__Dataset entries__.
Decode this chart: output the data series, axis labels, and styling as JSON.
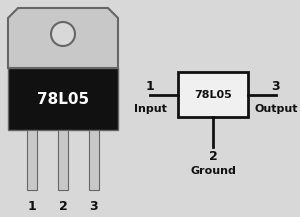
{
  "bg_color": "#d8d8d8",
  "chip_label": "78L05",
  "pin_labels_bottom": [
    "1",
    "2",
    "3"
  ],
  "pin1_label": "1",
  "pin2_label": "2",
  "pin3_label": "3",
  "input_label": "Input",
  "output_label": "Output",
  "ground_label": "Ground",
  "body_color": "#111111",
  "body_text_color": "#ffffff",
  "metal_color": "#c8c8c8",
  "metal_dark": "#888888",
  "metal_edge": "#666666",
  "box_color": "#f0f0f0",
  "box_border": "#111111",
  "line_color": "#111111",
  "pin_number_color": "#111111"
}
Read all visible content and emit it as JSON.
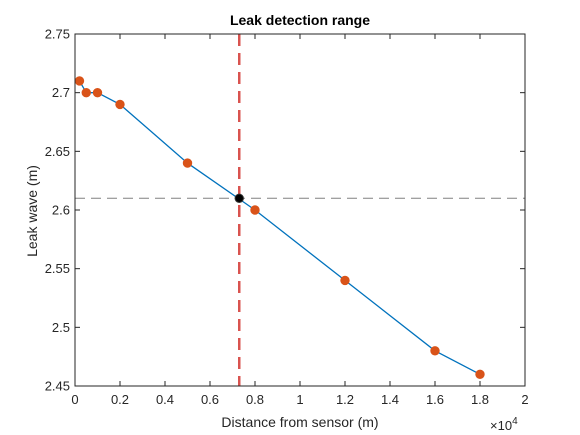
{
  "chart_data": {
    "type": "line",
    "title": "Leak detection range",
    "xlabel": "Distance from sensor (m)",
    "ylabel": "Leak wave (m)",
    "x_exponent_label": "×10",
    "x_exponent_power": "4",
    "xlim": [
      0,
      20000
    ],
    "ylim": [
      2.45,
      2.75
    ],
    "x_ticks": [
      0,
      2000,
      4000,
      6000,
      8000,
      10000,
      12000,
      14000,
      16000,
      18000,
      20000
    ],
    "x_tick_labels": [
      "0",
      "0.2",
      "0.4",
      "0.6",
      "0.8",
      "1",
      "1.2",
      "1.4",
      "1.6",
      "1.8",
      "2"
    ],
    "y_ticks": [
      2.45,
      2.5,
      2.55,
      2.6,
      2.65,
      2.7,
      2.75
    ],
    "y_tick_labels": [
      "2.45",
      "2.5",
      "2.55",
      "2.6",
      "2.65",
      "2.7",
      "2.75"
    ],
    "grid": false,
    "series": [
      {
        "x": [
          200,
          500,
          1000,
          2000,
          5000,
          8000,
          12000,
          16000,
          18000
        ],
        "y": [
          2.71,
          2.7,
          2.7,
          2.69,
          2.64,
          2.6,
          2.54,
          2.48,
          2.46
        ],
        "line_color": "#0072BD",
        "marker_color": "#D95319"
      }
    ],
    "detection_point": {
      "x": 7300,
      "y": 2.61,
      "color": "#000000"
    },
    "vertical_line": {
      "x": 7300,
      "color": "#D9534F",
      "style": "dashed"
    },
    "horizontal_line": {
      "y": 2.61,
      "color": "#808080",
      "style": "dashed"
    }
  }
}
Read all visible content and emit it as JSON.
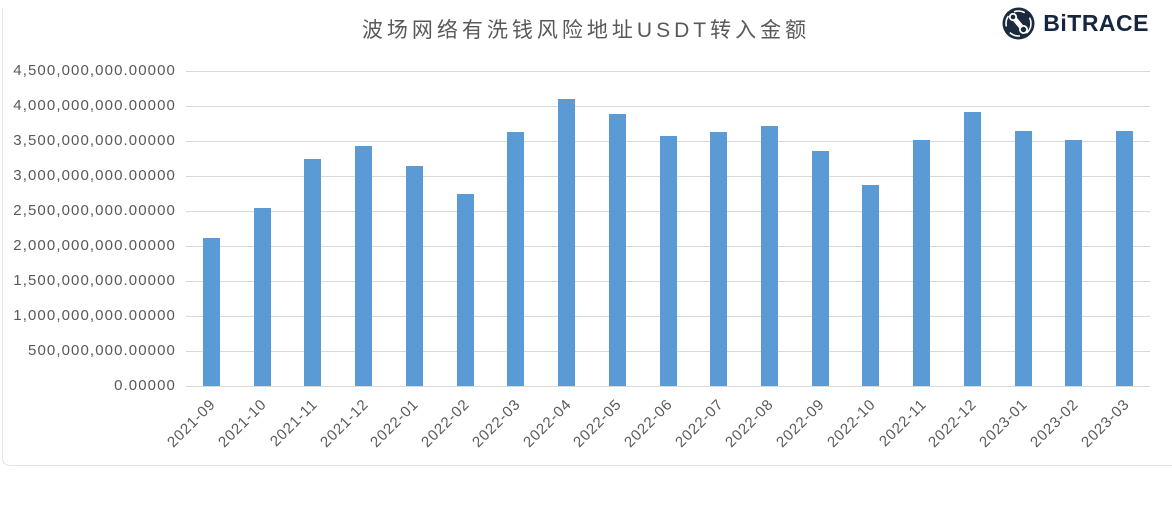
{
  "title": "波场网络有洗钱风险地址USDT转入金额",
  "logo": {
    "brand": "BiTRACE",
    "icon": "bitrace-globe-icon"
  },
  "colors": {
    "bar": "#5B9BD5",
    "grid": "#D9D9D9",
    "axis_text": "#595959",
    "title_text": "#595959",
    "logo_text": "#17263F",
    "divider": "#E4E4E4"
  },
  "chart_data": {
    "type": "bar",
    "title": "波场网络有洗钱风险地址USDT转入金额",
    "categories": [
      "2021-09",
      "2021-10",
      "2021-11",
      "2021-12",
      "2022-01",
      "2022-02",
      "2022-03",
      "2022-04",
      "2022-05",
      "2022-06",
      "2022-07",
      "2022-08",
      "2022-09",
      "2022-10",
      "2022-11",
      "2022-12",
      "2023-01",
      "2023-02",
      "2023-03"
    ],
    "values": [
      2110000000,
      2550000000,
      3240000000,
      3430000000,
      3140000000,
      2740000000,
      3630000000,
      4100000000,
      3880000000,
      3570000000,
      3630000000,
      3720000000,
      3360000000,
      2870000000,
      3520000000,
      3910000000,
      3640000000,
      3520000000,
      3650000000
    ],
    "ylim": [
      0,
      4500000000
    ],
    "ytick_step": 500000000,
    "ytick_decimals": 5,
    "grid": true,
    "legend": false,
    "bar_color": "#5B9BD5"
  }
}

__Exercise goal__.
The records above need to be given again exactly. Omit the pictures.

__Solution to the exercise__.
Decode this chart: output the data series, axis labels, and styling as JSON.
{
  "bg_color": "#d8d8d8",
  "chip_label": "78L05",
  "pin_labels_bottom": [
    "1",
    "2",
    "3"
  ],
  "pin1_label": "1",
  "pin2_label": "2",
  "pin3_label": "3",
  "input_label": "Input",
  "output_label": "Output",
  "ground_label": "Ground",
  "body_color": "#111111",
  "body_text_color": "#ffffff",
  "metal_color": "#c8c8c8",
  "metal_dark": "#888888",
  "metal_edge": "#666666",
  "box_color": "#f0f0f0",
  "box_border": "#111111",
  "line_color": "#111111",
  "pin_number_color": "#111111"
}
Read all visible content and emit it as JSON.
{
  "chart_data": {
    "type": "line",
    "title": "Leak detection range",
    "xlabel": "Distance from sensor (m)",
    "ylabel": "Leak wave (m)",
    "x_exponent_label": "×10",
    "x_exponent_power": "4",
    "xlim": [
      0,
      20000
    ],
    "ylim": [
      2.45,
      2.75
    ],
    "x_ticks": [
      0,
      2000,
      4000,
      6000,
      8000,
      10000,
      12000,
      14000,
      16000,
      18000,
      20000
    ],
    "x_tick_labels": [
      "0",
      "0.2",
      "0.4",
      "0.6",
      "0.8",
      "1",
      "1.2",
      "1.4",
      "1.6",
      "1.8",
      "2"
    ],
    "y_ticks": [
      2.45,
      2.5,
      2.55,
      2.6,
      2.65,
      2.7,
      2.75
    ],
    "y_tick_labels": [
      "2.45",
      "2.5",
      "2.55",
      "2.6",
      "2.65",
      "2.7",
      "2.75"
    ],
    "grid": false,
    "series": [
      {
        "x": [
          200,
          500,
          1000,
          2000,
          5000,
          8000,
          12000,
          16000,
          18000
        ],
        "y": [
          2.71,
          2.7,
          2.7,
          2.69,
          2.64,
          2.6,
          2.54,
          2.48,
          2.46
        ],
        "line_color": "#0072BD",
        "marker_color": "#D95319"
      }
    ],
    "detection_point": {
      "x": 7300,
      "y": 2.61,
      "color": "#000000"
    },
    "vertical_line": {
      "x": 7300,
      "color": "#D9534F",
      "style": "dashed"
    },
    "horizontal_line": {
      "y": 2.61,
      "color": "#808080",
      "style": "dashed"
    }
  }
}
Read all visible content and emit it as JSON.
{
  "title": "波场网络有洗钱风险地址USDT转入金额",
  "logo": {
    "brand": "BiTRACE",
    "icon": "bitrace-globe-icon"
  },
  "colors": {
    "bar": "#5B9BD5",
    "grid": "#D9D9D9",
    "axis_text": "#595959",
    "title_text": "#595959",
    "logo_text": "#17263F",
    "divider": "#E4E4E4"
  },
  "chart_data": {
    "type": "bar",
    "title": "波场网络有洗钱风险地址USDT转入金额",
    "categories": [
      "2021-09",
      "2021-10",
      "2021-11",
      "2021-12",
      "2022-01",
      "2022-02",
      "2022-03",
      "2022-04",
      "2022-05",
      "2022-06",
      "2022-07",
      "2022-08",
      "2022-09",
      "2022-10",
      "2022-11",
      "2022-12",
      "2023-01",
      "2023-02",
      "2023-03"
    ],
    "values": [
      2110000000,
      2550000000,
      3240000000,
      3430000000,
      3140000000,
      2740000000,
      3630000000,
      4100000000,
      3880000000,
      3570000000,
      3630000000,
      3720000000,
      3360000000,
      2870000000,
      3520000000,
      3910000000,
      3640000000,
      3520000000,
      3650000000
    ],
    "ylim": [
      0,
      4500000000
    ],
    "ytick_step": 500000000,
    "ytick_decimals": 5,
    "grid": true,
    "legend": false,
    "bar_color": "#5B9BD5"
  }
}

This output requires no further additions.